# What this task involves:
How many lines of the records below contain the word "name"? Answer with the number alone.

==================================================

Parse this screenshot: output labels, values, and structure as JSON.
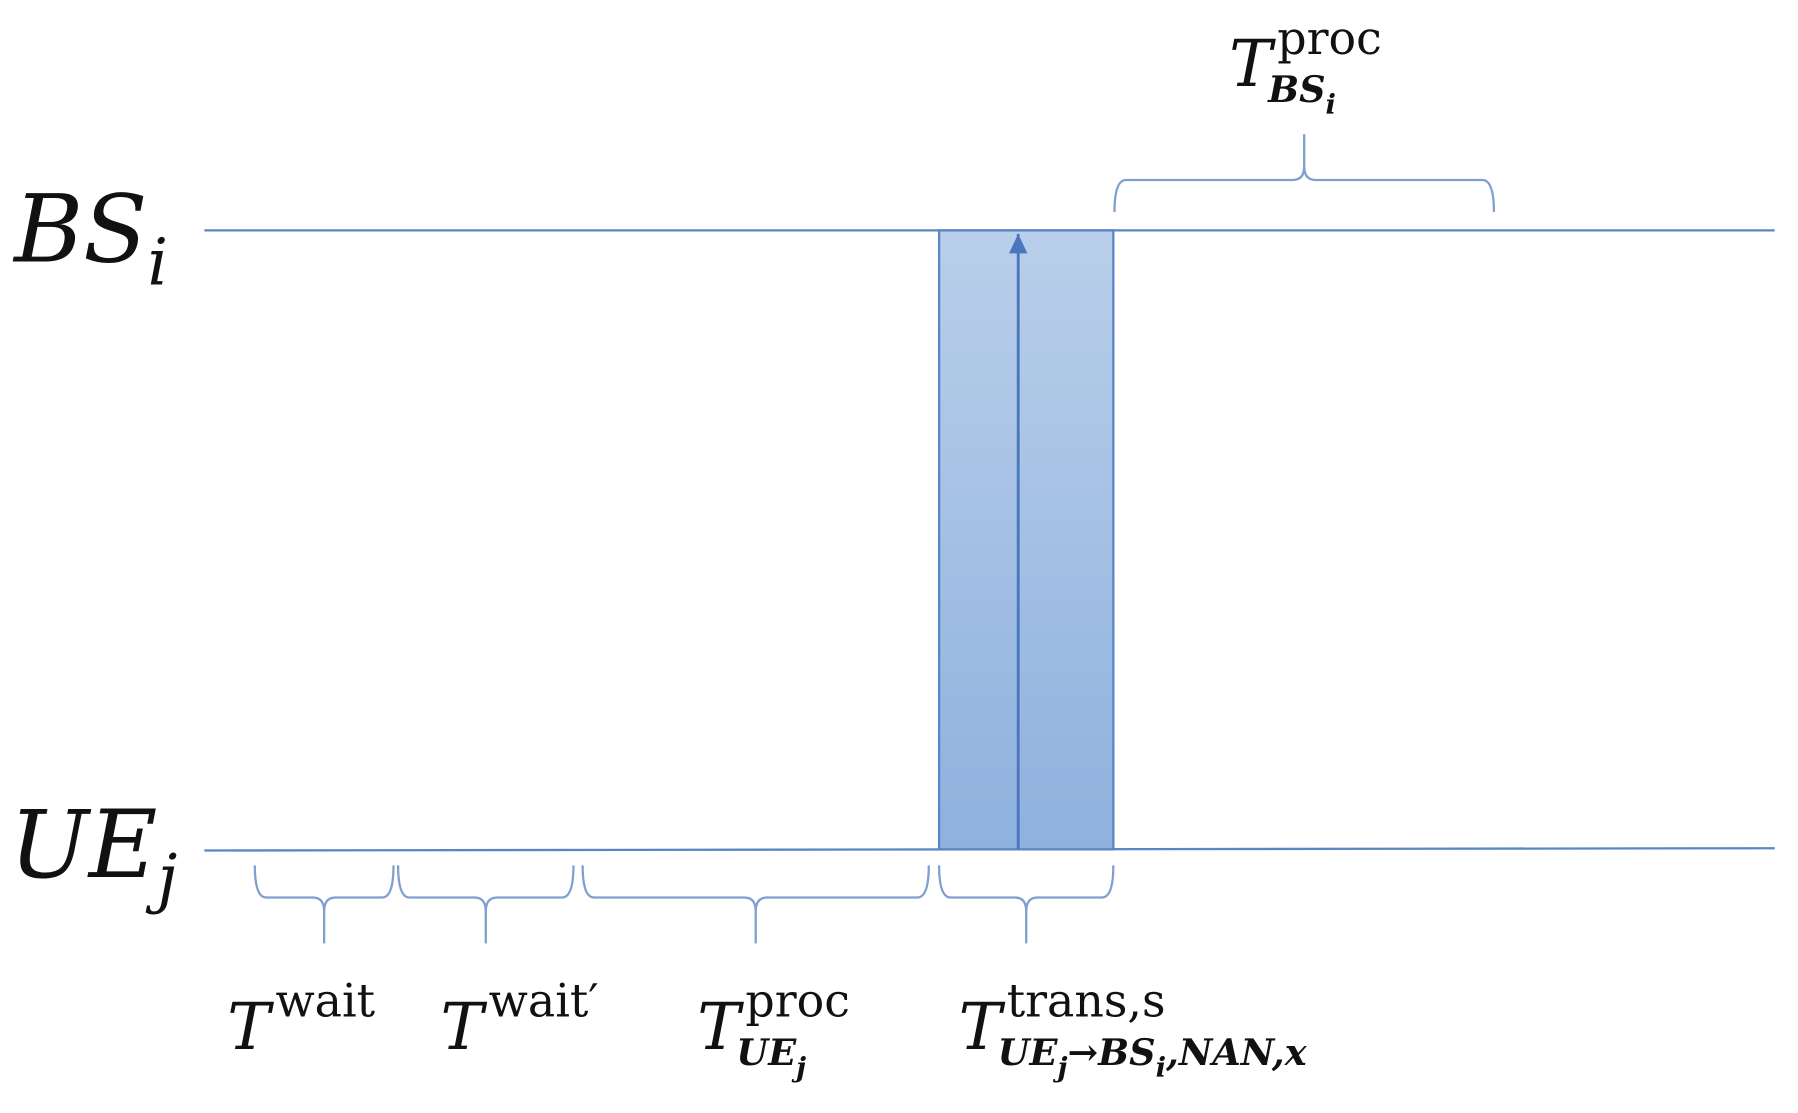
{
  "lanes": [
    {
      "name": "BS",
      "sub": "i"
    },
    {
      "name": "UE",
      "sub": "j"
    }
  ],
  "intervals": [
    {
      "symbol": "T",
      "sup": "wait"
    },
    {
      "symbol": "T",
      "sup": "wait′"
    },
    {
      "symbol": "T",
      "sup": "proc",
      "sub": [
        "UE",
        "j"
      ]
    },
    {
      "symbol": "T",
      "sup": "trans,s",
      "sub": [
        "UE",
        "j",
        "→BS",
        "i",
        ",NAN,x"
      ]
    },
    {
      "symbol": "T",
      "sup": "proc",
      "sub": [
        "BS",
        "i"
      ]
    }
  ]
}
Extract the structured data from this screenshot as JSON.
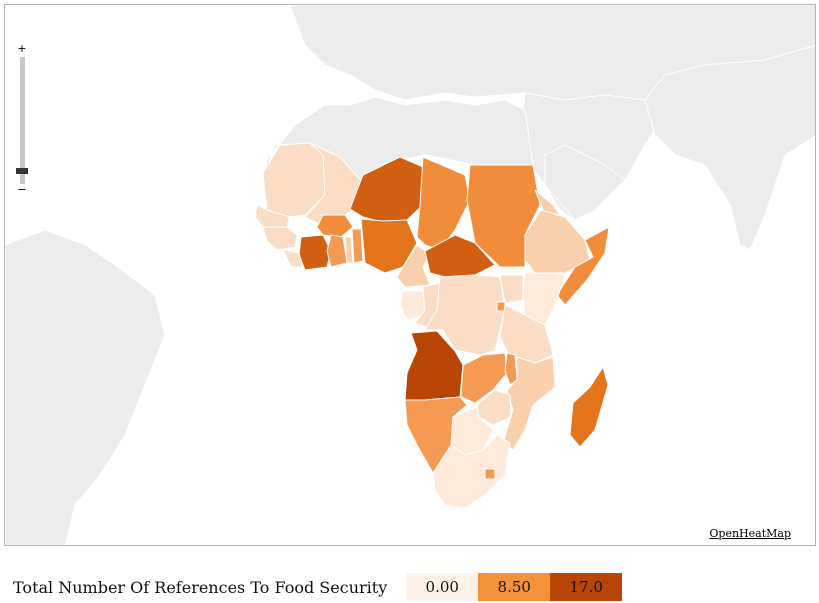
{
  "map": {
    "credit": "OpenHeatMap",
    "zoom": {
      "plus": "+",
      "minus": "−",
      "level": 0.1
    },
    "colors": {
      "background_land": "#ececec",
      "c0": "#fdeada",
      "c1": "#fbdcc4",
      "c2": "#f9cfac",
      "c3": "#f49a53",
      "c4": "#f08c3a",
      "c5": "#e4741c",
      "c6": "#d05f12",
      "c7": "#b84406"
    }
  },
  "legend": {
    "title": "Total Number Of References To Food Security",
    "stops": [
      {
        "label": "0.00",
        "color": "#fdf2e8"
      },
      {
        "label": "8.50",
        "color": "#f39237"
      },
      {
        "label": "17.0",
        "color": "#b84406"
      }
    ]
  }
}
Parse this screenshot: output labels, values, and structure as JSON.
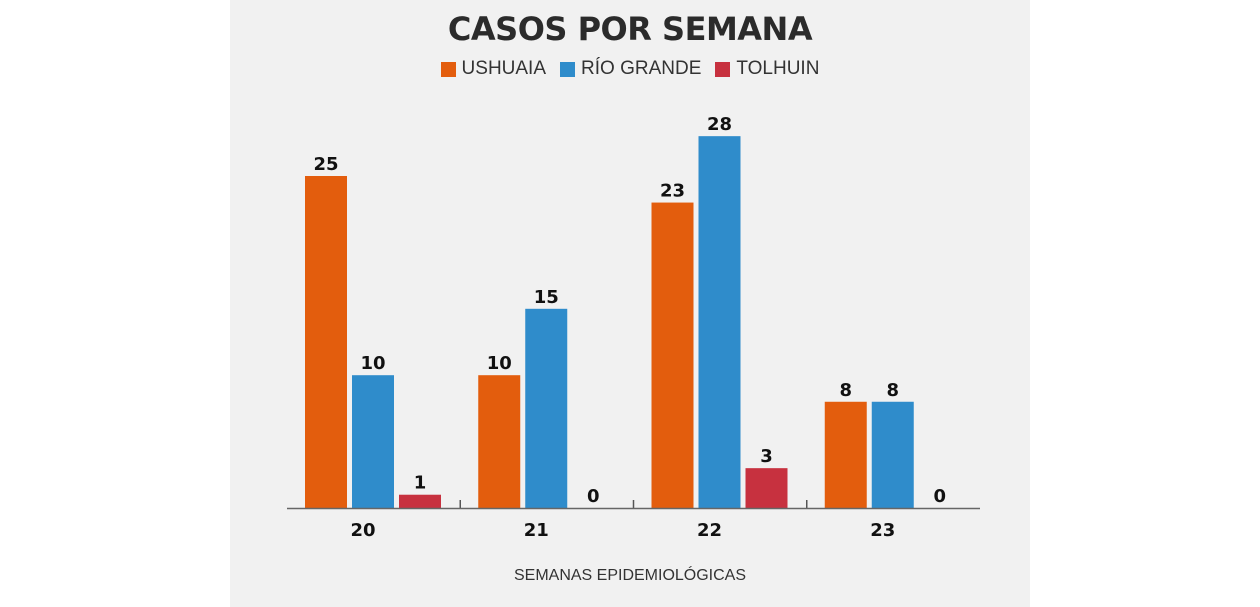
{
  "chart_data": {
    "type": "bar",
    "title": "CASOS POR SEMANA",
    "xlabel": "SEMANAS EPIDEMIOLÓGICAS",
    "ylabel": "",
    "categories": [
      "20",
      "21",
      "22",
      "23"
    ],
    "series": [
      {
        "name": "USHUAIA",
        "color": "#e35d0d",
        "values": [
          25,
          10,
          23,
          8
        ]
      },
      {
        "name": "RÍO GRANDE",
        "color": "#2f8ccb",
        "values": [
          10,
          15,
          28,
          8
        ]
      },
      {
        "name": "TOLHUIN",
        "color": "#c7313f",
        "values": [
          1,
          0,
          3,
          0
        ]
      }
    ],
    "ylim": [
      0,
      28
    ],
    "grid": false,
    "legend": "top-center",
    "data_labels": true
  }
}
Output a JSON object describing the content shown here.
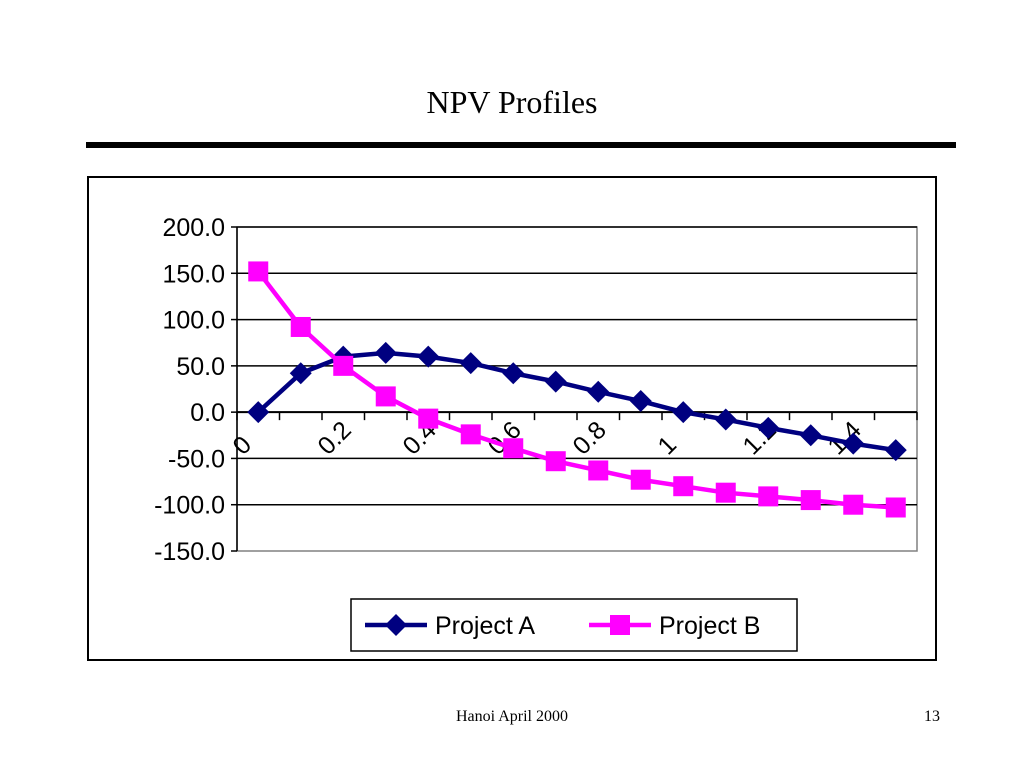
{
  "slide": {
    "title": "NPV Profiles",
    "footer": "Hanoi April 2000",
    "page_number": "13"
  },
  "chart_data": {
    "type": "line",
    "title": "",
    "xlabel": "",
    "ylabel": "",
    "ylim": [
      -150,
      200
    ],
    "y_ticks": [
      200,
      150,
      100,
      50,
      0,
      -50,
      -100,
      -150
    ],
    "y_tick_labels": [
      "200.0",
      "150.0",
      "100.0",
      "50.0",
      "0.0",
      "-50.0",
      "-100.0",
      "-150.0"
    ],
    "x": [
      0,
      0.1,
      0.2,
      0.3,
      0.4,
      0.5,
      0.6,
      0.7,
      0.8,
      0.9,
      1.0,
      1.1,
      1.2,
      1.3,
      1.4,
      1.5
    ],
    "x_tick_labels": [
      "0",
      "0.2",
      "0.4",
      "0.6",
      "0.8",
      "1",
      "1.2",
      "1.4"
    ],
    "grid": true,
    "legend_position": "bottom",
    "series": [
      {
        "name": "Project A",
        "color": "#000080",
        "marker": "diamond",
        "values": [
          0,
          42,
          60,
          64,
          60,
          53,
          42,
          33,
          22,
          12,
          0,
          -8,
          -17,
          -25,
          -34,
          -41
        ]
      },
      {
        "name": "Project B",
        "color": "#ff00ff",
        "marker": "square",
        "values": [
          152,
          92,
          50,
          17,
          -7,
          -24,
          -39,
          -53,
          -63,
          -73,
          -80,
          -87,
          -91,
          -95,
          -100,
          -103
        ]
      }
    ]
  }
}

==================================================

# Result below:
7